**Exercise material**
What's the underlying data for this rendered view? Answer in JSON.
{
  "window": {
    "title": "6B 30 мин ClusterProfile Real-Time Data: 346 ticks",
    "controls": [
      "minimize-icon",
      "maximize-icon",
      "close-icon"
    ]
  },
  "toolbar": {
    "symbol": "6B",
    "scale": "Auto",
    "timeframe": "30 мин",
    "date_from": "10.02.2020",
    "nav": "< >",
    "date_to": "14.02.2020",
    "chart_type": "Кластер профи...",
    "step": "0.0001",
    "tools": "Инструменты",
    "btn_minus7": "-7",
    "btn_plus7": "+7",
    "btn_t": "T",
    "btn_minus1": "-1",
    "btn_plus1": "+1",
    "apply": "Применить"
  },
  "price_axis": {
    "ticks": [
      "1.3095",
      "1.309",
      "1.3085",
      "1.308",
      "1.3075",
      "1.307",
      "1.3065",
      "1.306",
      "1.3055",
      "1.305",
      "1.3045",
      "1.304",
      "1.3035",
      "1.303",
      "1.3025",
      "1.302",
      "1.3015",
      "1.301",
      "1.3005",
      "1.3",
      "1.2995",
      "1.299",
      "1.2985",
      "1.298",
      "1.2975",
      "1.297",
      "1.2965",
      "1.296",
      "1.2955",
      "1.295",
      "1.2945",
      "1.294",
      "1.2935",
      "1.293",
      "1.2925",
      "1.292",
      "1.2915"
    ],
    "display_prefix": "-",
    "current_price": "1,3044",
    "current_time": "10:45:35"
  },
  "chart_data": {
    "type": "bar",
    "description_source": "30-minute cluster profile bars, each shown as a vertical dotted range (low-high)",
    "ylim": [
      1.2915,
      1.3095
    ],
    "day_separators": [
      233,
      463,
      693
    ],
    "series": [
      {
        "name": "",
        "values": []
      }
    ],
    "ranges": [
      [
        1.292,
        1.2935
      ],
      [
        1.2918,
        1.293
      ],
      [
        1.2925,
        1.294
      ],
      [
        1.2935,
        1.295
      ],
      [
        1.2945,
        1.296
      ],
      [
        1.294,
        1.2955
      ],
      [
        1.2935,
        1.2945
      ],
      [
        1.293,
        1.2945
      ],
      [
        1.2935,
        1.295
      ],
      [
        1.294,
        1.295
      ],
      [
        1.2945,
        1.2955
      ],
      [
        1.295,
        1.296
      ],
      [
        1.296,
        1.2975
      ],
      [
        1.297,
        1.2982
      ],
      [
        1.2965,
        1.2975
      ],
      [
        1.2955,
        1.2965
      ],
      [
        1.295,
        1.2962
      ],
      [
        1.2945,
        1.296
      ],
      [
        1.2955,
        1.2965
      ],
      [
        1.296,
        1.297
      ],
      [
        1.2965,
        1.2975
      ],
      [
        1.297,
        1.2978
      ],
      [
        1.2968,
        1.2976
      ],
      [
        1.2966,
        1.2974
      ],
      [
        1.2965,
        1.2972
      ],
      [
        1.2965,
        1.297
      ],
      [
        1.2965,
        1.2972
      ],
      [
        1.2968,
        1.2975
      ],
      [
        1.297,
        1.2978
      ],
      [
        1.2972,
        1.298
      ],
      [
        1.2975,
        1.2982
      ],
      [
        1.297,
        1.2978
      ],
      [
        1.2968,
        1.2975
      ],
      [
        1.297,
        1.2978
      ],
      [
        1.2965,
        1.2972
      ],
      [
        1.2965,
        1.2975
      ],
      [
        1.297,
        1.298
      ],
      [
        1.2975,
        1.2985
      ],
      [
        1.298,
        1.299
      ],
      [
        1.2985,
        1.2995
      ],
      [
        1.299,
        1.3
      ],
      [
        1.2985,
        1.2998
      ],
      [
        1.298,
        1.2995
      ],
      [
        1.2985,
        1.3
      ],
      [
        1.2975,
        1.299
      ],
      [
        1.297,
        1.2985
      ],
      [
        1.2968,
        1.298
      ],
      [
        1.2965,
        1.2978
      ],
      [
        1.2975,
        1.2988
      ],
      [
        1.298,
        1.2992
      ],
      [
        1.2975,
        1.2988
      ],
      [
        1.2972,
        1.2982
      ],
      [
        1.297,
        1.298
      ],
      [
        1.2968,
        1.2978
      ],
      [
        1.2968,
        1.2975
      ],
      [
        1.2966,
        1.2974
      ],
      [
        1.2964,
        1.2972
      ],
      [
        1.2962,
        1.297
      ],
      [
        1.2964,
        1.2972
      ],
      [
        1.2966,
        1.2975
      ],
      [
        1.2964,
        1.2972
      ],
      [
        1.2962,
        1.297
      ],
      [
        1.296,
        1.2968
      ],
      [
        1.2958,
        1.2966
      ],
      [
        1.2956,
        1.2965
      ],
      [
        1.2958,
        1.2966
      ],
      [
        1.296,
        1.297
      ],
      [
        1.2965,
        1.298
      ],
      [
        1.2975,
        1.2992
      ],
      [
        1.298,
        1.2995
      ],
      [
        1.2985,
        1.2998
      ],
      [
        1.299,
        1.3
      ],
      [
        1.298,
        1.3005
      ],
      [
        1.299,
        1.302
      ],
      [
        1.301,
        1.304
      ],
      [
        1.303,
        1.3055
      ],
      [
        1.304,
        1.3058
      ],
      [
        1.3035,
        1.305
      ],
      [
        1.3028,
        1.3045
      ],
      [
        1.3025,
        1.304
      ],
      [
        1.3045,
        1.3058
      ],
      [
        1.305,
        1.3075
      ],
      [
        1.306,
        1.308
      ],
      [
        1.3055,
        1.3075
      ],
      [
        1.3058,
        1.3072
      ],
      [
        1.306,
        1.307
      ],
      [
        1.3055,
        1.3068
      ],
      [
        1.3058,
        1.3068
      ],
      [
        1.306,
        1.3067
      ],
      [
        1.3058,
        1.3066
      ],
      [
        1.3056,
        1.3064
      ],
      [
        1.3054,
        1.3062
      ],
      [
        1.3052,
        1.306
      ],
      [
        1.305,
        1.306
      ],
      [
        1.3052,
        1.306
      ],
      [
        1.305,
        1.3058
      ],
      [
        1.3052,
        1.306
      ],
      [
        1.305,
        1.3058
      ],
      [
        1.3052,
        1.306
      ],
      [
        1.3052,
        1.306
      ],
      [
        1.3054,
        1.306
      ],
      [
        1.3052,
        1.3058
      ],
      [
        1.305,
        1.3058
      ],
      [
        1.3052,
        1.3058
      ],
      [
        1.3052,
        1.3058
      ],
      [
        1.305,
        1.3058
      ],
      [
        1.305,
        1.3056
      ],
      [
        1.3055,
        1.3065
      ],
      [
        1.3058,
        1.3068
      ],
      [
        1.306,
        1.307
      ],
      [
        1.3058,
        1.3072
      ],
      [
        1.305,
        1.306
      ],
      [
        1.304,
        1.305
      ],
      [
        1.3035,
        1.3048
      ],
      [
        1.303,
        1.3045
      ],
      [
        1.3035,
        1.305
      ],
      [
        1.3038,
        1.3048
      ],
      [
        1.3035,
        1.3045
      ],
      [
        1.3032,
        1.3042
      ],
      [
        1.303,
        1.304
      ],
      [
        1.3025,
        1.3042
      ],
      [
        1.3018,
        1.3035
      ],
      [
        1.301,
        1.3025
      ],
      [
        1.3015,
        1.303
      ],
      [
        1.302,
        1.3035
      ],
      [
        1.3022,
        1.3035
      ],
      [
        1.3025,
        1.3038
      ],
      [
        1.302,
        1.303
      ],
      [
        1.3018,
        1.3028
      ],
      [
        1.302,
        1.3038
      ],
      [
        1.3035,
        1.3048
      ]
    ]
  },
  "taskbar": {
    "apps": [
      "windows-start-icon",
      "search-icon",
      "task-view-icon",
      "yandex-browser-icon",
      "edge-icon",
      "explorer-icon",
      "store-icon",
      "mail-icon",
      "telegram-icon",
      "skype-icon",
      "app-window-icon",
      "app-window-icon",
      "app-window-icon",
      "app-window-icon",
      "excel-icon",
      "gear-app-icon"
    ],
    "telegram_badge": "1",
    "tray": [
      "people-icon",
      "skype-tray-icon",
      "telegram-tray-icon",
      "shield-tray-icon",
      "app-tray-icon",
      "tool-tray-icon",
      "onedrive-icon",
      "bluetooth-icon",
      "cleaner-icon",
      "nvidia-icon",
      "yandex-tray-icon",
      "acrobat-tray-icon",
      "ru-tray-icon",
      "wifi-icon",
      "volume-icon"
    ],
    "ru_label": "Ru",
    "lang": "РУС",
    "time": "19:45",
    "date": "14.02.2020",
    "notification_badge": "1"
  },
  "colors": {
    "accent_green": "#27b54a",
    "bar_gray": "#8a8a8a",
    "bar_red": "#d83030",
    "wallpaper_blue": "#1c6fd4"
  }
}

**Task prompt**
Of the lines in the data above, how many contain the word "tray"? Give only that figure.

**Exercise result**
9